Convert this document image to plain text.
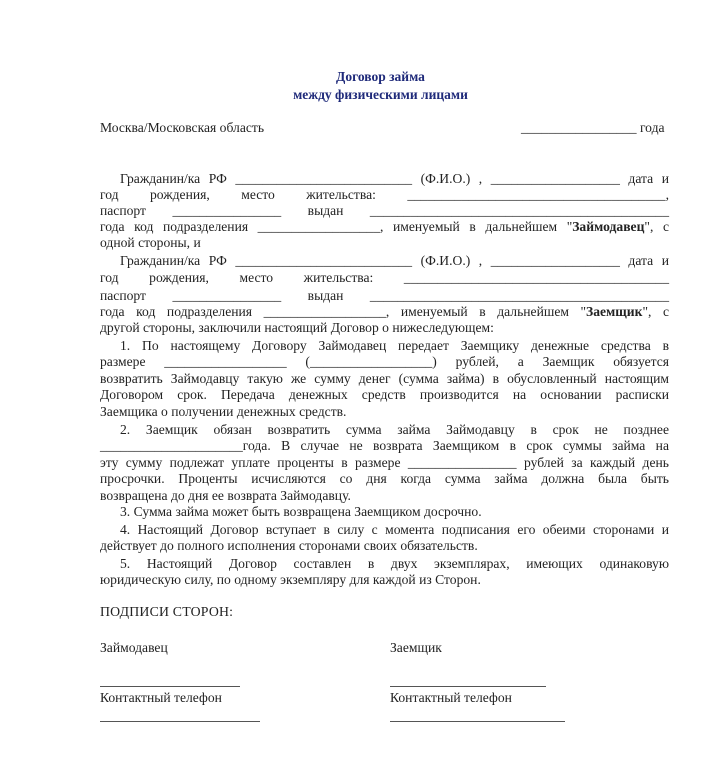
Договор займа
между физическими лицами
Москва/Московская область	_________________ года
Гражданин/ка РФ __________________________ (Ф.И.О.) , ___________________ дата и
год рождения, место жительства: ______________________________________,
паспорт ________________ выдан ____________________________________________
года код подразделения __________________, именуемый в дальнейшем "Займодавец", с
одной стороны, и
Гражданин/ка РФ __________________________ (Ф.И.О.) , ___________________ дата и
год рождения, место жительства: _______________________________________
паспорт ________________ выдан ____________________________________________
года код подразделения __________________, именуемый в дальнейшем "Заемщик", с
другой стороны, заключили настоящий Договор о нижеследующем:
1. По настоящему Договору Займодавец передает Заемщику денежные средства в
размере __________________ (__________________) рублей, а Заемщик обязуется
возвратить Займодавцу такую же сумму денег (сумма займа) в обусловленный настоящим
Договором срок. Передача денежных средств производится на основании расписки
Заемщика о получении денежных средств.
2. Заемщик обязан возвратить сумма займа Займодавцу в срок не позднее
_____________________года. В случае не возврата Заемщиком в срок суммы займа на
эту сумму подлежат уплате проценты в размере ________________ рублей за каждый день
просрочки. Проценты исчисляются со дня когда сумма займа должна была быть
возвращена до дня ее возврата Займодавцу.
3. Сумма займа может быть возвращена Заемщиком досрочно.
4. Настоящий Договор вступает в силу с момента подписания его обеими сторонами и
действует до полного исполнения сторонами своих обязательств.
5. Настоящий Договор составлен в двух экземплярах, имеющих одинаковую
юридическую силу, по одному экземпляру для каждой из Сторон.
ПОДПИСИ СТОРОН:
Займодавец	Заемщик
Контактный телефон	Контактный телефон
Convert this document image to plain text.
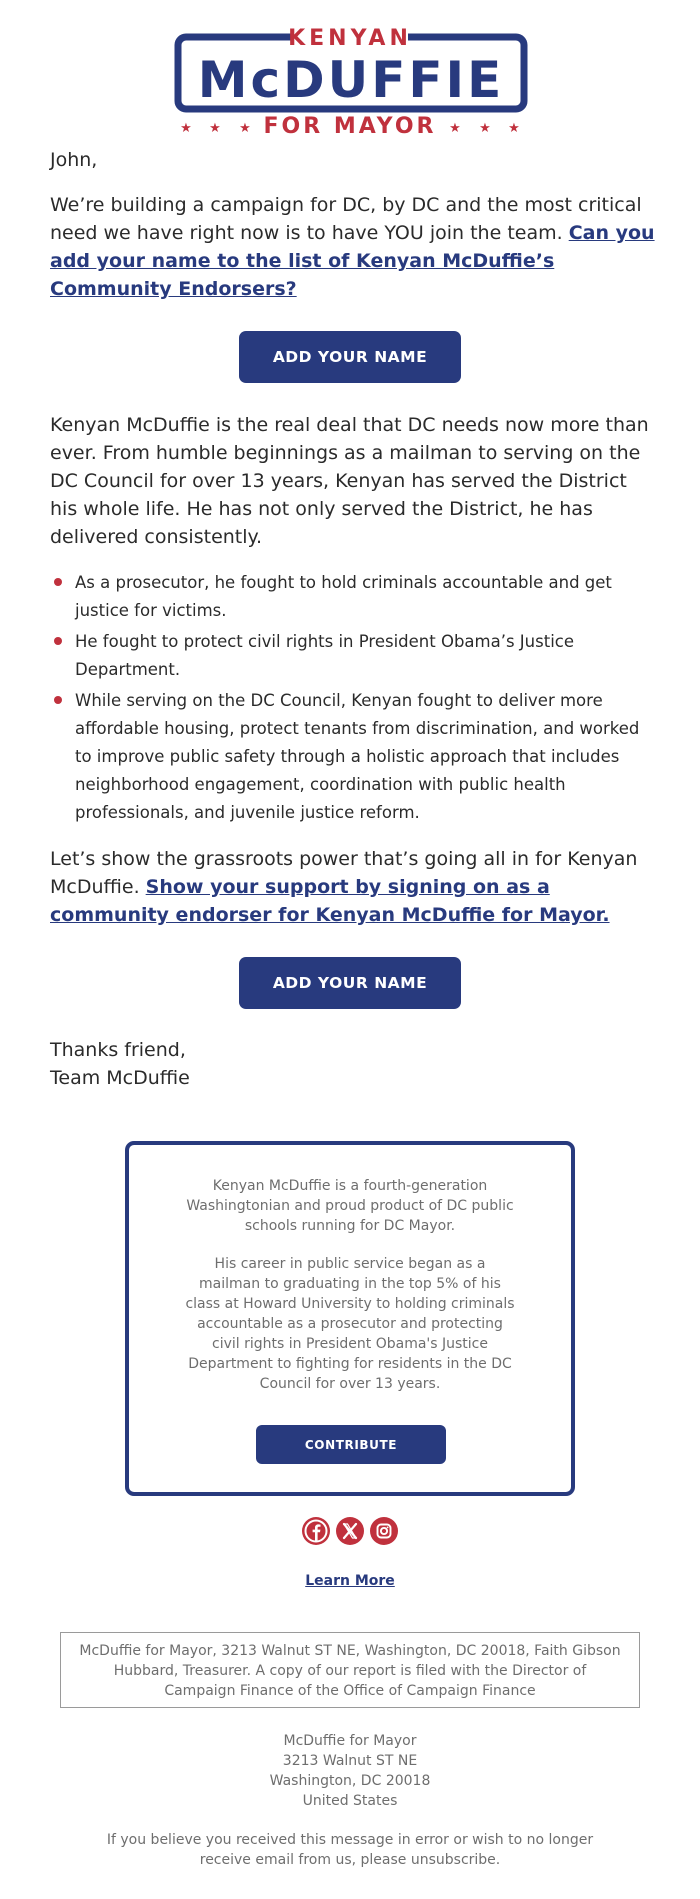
KENYAN
McDUFFIE
★ ★ ★	★ ★ ★
FOR MAYOR
John,
We’re building a campaign for DC, by DC and the most critical need we have right now is to have YOU join the team. Can you add your name to the list of Kenyan McDuffie’s Community Endorsers?
ADD YOUR NAME
Kenyan McDuffie is the real deal that DC needs now more than ever. From humble beginnings as a mailman to serving on the DC Council for over 13 years, Kenyan has served the District his whole life. He has not only served the District, he has delivered consistently.
As a prosecutor, he fought to hold criminals accountable and get justice for victims.
He fought to protect civil rights in President Obama’s Justice Department.
While serving on the DC Council, Kenyan fought to deliver more affordable housing, protect tenants from discrimination, and worked to improve public safety through a holistic approach that includes neighborhood engagement, coordination with public health professionals, and juvenile justice reform.
Let’s show the grassroots power that’s going all in for Kenyan McDuffie. Show your support by signing on as a community endorser for Kenyan McDuffie for Mayor.
ADD YOUR NAME
Thanks friend,
Team McDuffie
Kenyan McDuffie is a fourth-generation Washingtonian and proud product of DC public schools running for DC Mayor.
His career in public service began as a mailman to graduating in the top 5% of his class at Howard University to holding criminals accountable as a prosecutor and protecting civil rights in President Obama's Justice Department to fighting for residents in the DC Council for over 13 years.
CONTRIBUTE
Learn More
McDuffie for Mayor, 3213 Walnut ST NE, Washington, DC 20018, Faith Gibson Hubbard, Treasurer. A copy of our report is filed with the Director of Campaign Finance of the Office of Campaign Finance
McDuffie for Mayor
3213 Walnut ST NE
Washington, DC 20018
United States
If you believe you received this message in error or wish to no longer receive email from us, please unsubscribe.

= = =

Direction:
In the entries above, count each line with "срок"; reply with the total only.

Worked answer:
3